Task requirements » Make an exact copy of the data below, leaving out every picture.

(Items from a dataset)

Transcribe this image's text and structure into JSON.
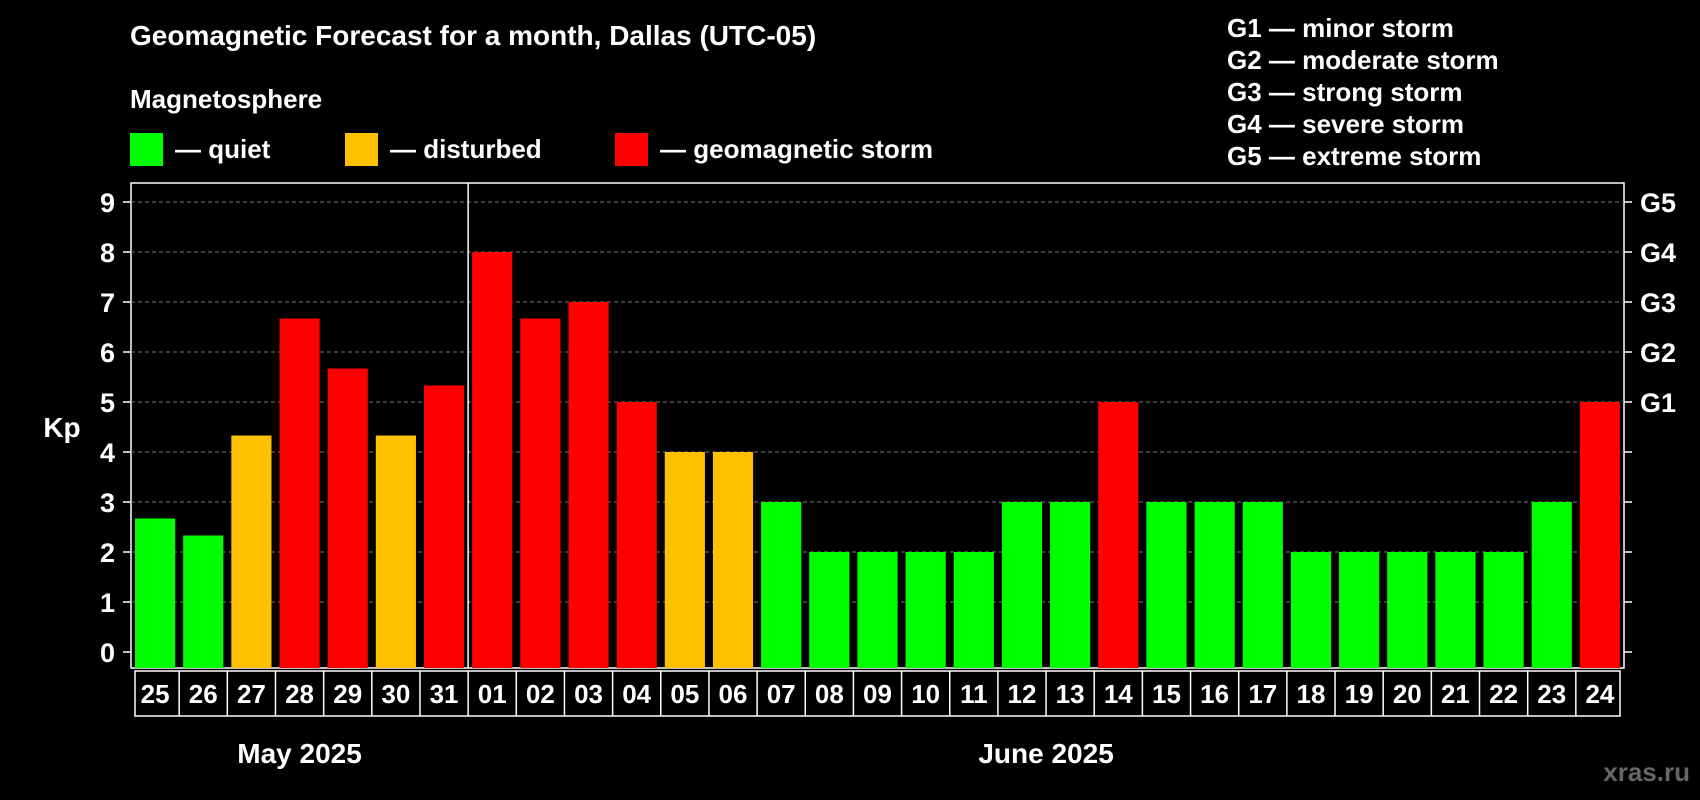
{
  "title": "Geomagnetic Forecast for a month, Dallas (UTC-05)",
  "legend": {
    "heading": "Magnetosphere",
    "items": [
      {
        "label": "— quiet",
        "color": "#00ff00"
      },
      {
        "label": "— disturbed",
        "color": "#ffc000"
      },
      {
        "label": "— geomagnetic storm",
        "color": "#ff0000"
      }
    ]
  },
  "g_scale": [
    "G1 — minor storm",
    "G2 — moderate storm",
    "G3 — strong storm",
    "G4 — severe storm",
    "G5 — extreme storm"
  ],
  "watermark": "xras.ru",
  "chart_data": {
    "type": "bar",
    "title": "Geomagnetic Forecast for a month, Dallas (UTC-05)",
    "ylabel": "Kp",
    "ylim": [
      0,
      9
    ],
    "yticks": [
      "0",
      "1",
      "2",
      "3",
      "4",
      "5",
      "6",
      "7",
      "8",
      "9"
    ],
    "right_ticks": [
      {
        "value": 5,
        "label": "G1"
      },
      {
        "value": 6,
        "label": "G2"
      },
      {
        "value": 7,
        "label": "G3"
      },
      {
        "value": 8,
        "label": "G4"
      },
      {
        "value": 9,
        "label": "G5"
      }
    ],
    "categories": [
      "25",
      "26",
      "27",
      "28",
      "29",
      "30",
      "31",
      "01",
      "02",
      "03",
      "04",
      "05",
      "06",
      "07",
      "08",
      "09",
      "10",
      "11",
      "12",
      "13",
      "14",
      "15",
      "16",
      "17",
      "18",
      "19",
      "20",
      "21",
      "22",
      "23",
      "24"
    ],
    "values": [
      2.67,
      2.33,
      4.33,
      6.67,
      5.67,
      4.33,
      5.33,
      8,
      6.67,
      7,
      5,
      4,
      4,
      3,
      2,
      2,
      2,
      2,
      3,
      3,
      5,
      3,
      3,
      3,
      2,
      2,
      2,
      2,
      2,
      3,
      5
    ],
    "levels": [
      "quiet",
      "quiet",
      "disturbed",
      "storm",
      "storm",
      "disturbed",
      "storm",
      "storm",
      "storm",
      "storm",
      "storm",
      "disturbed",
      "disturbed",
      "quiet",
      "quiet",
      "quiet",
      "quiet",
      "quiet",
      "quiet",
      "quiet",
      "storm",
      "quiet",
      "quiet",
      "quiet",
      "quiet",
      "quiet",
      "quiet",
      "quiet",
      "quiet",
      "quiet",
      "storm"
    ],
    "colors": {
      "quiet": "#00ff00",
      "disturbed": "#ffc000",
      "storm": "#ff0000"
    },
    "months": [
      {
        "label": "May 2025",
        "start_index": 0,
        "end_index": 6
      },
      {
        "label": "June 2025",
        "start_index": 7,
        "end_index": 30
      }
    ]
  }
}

Task result »
Transcribe this image's text and structure into JSON.
{
  "title": "Geomagnetic Forecast for a month, Dallas (UTC-05)",
  "legend": {
    "heading": "Magnetosphere",
    "items": [
      {
        "label": "— quiet",
        "color": "#00ff00"
      },
      {
        "label": "— disturbed",
        "color": "#ffc000"
      },
      {
        "label": "— geomagnetic storm",
        "color": "#ff0000"
      }
    ]
  },
  "g_scale": [
    "G1 — minor storm",
    "G2 — moderate storm",
    "G3 — strong storm",
    "G4 — severe storm",
    "G5 — extreme storm"
  ],
  "watermark": "xras.ru",
  "chart_data": {
    "type": "bar",
    "title": "Geomagnetic Forecast for a month, Dallas (UTC-05)",
    "ylabel": "Kp",
    "ylim": [
      0,
      9
    ],
    "yticks": [
      "0",
      "1",
      "2",
      "3",
      "4",
      "5",
      "6",
      "7",
      "8",
      "9"
    ],
    "right_ticks": [
      {
        "value": 5,
        "label": "G1"
      },
      {
        "value": 6,
        "label": "G2"
      },
      {
        "value": 7,
        "label": "G3"
      },
      {
        "value": 8,
        "label": "G4"
      },
      {
        "value": 9,
        "label": "G5"
      }
    ],
    "categories": [
      "25",
      "26",
      "27",
      "28",
      "29",
      "30",
      "31",
      "01",
      "02",
      "03",
      "04",
      "05",
      "06",
      "07",
      "08",
      "09",
      "10",
      "11",
      "12",
      "13",
      "14",
      "15",
      "16",
      "17",
      "18",
      "19",
      "20",
      "21",
      "22",
      "23",
      "24"
    ],
    "values": [
      2.67,
      2.33,
      4.33,
      6.67,
      5.67,
      4.33,
      5.33,
      8,
      6.67,
      7,
      5,
      4,
      4,
      3,
      2,
      2,
      2,
      2,
      3,
      3,
      5,
      3,
      3,
      3,
      2,
      2,
      2,
      2,
      2,
      3,
      5
    ],
    "levels": [
      "quiet",
      "quiet",
      "disturbed",
      "storm",
      "storm",
      "disturbed",
      "storm",
      "storm",
      "storm",
      "storm",
      "storm",
      "disturbed",
      "disturbed",
      "quiet",
      "quiet",
      "quiet",
      "quiet",
      "quiet",
      "quiet",
      "quiet",
      "storm",
      "quiet",
      "quiet",
      "quiet",
      "quiet",
      "quiet",
      "quiet",
      "quiet",
      "quiet",
      "quiet",
      "storm"
    ],
    "colors": {
      "quiet": "#00ff00",
      "disturbed": "#ffc000",
      "storm": "#ff0000"
    },
    "months": [
      {
        "label": "May 2025",
        "start_index": 0,
        "end_index": 6
      },
      {
        "label": "June 2025",
        "start_index": 7,
        "end_index": 30
      }
    ]
  }
}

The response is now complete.